Thursday, October 31, 2019

"When Good News Is Bad News"

"When Good News Is Bad News"
by Brian Maher

"Like a streetwalker attempting to defend her virtue, Jerome Powell is attempting to defend his honor. Last December he nearly insisted additional rate increases and quantitative tightening were etched in marble. And yet... Not one year later he has thrice lowered rates. And quantitative tightening? It is but a remote and cobwebbed memory. What remains of this fellow’s dignity, his pride, his amour propre... we cannot say. But now he is standing his defiant ground…

Powell’s Latest Line in the Sand: Mr. Powell insists - after yesterday’s latest prostitution to Wall Street - no additional rate cuts are in prospect. Only a “material change” would shake him off his bedrock, whatever that might be. But be not deceived… The “pause” will prove brief. Additional rate cuts are forthcoming - depend on it. Why are we so supremely confident? Details to follow. First a salacious glance inside the cathouse…

Trade War Strikes Again: The stock market opened to red numbers today. And so yesterday’s post-announcement glow proved fleeting. Once again the trade war claims credit. As Bloomberg reports this morning: "Chinese officials harbor severe doubts that a trade deal with the United States is possible." They are evidently distressed by President Trump’s “impulsive nature.” They fear he may yank the rug from under any deal at any time, for any reason.

Affirms Eswar Prasad, who once captained the IMF’s China team and currently professes at Cornell University: "They are quite pessimistic. They fear that any deal that they negotiate with Trump could blow up in their face."

The Dow Jones lost 146 points on the day. The S&P lost 9, the Nasdaq 11. Gold, meantime, gained $18 today. But why are we so certain the Federal Reserve will soon depress interest rates again?

The Curious Tale of the Yield Curve: Is it because third-quarter GDP registered a lilting and languishing 1.9% increase? Is it because the global economy is hurtling toward recession? We expect these factors to weigh heavily.But let us now suggest another, vastly overlooked explanation… The yield curve.

As we have noted often, the yield curve inverts when long-term Treasury yields dip beneath short-term yields. It is a grim economic omen. It means the bond market expects little growth ahead - or worse. Inverted yield curves precede recessions nearly as reliably as days precede nights, horses precede carts… or lies precede elections. An inverted yield curve has preceded recession seven of seven occasions these past 50 years. Only once did it shout wolf - in the mid-1960s.

The yield curve inverted in April. It further inverted during the summer months. But earlier this month - on Oct. 11 - the yield curve un-inverted. That is, long-term Treasury yields once again exceeded short-term yields. The spread has only steepened since. That is a splendid indication of a healthful economy.

The president’s chief economics man, Larry Kudlow, thus declared: "Here’s the good news: The yield curve - 10s versus bills, 10s versus 2s - has now finally moved back into a normal position. Long rates are now above short rates."

Good News Is Bad News: “Wait,” you say… “Before you said an inverted yield curve is a nearly perfect warning of recession. Now you’re saying the yield curve has un-inverted and steepened, which is a sign of a healthy economy. How is that bad?” You ask a stumping question. But we anticipated your objection, and prepared a response.

^^^^^^^^

TASK INSTRUCTIONS =
1/ Answer these from the article on the Federal Reserve and the yield curve:
(a) How many points did the Dow Jones lose on the day?
(b) On what date did the yield curve un-invert?
(c) Who once captained the IMF's China team?
2/ Reproduce the article on the Federal Reserve and the yield curve word for word, everything from "Affirms Eswar Prasad, who" down to "The yield curve.".

GIVEN INFORMATION =
^^^^^^^^

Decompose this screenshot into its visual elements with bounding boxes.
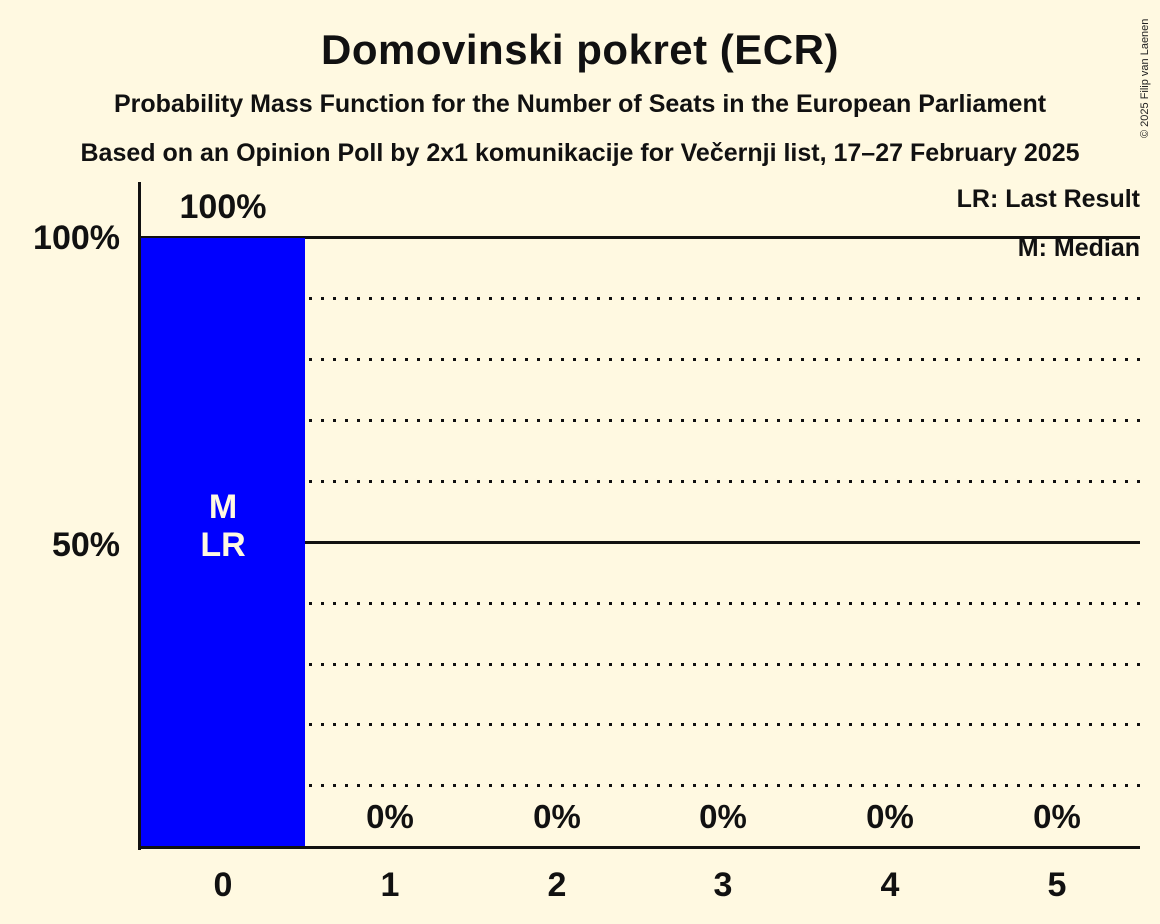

^^^^^^^^

EXPECTED OUTPUTS =
1/
(a) 146 points
(b) Oct. 11
(c) Eswar Prasad

2/
Affirms Eswar Prasad, who once captained the IMF’s China team and currently professes at Cornell University: "They are quite pessimistic. They fear that any deal that they negotiate with Trump could blow up in their face."

The Dow Jones lost 146 points on the day. The S&P lost 9, the Nasdaq 11. Gold, meantime, gained $18 today. But why are we so certain the Federal Reserve will soon depress interest rates again?

The Curious Tale of the Yield Curve: Is it because third-quarter GDP registered a lilting and languishing 1.9% increase? Is it because the global economy is hurtling toward recession? We expect these factors to weigh heavily.But let us now suggest another, vastly overlooked explanation… The yield curve.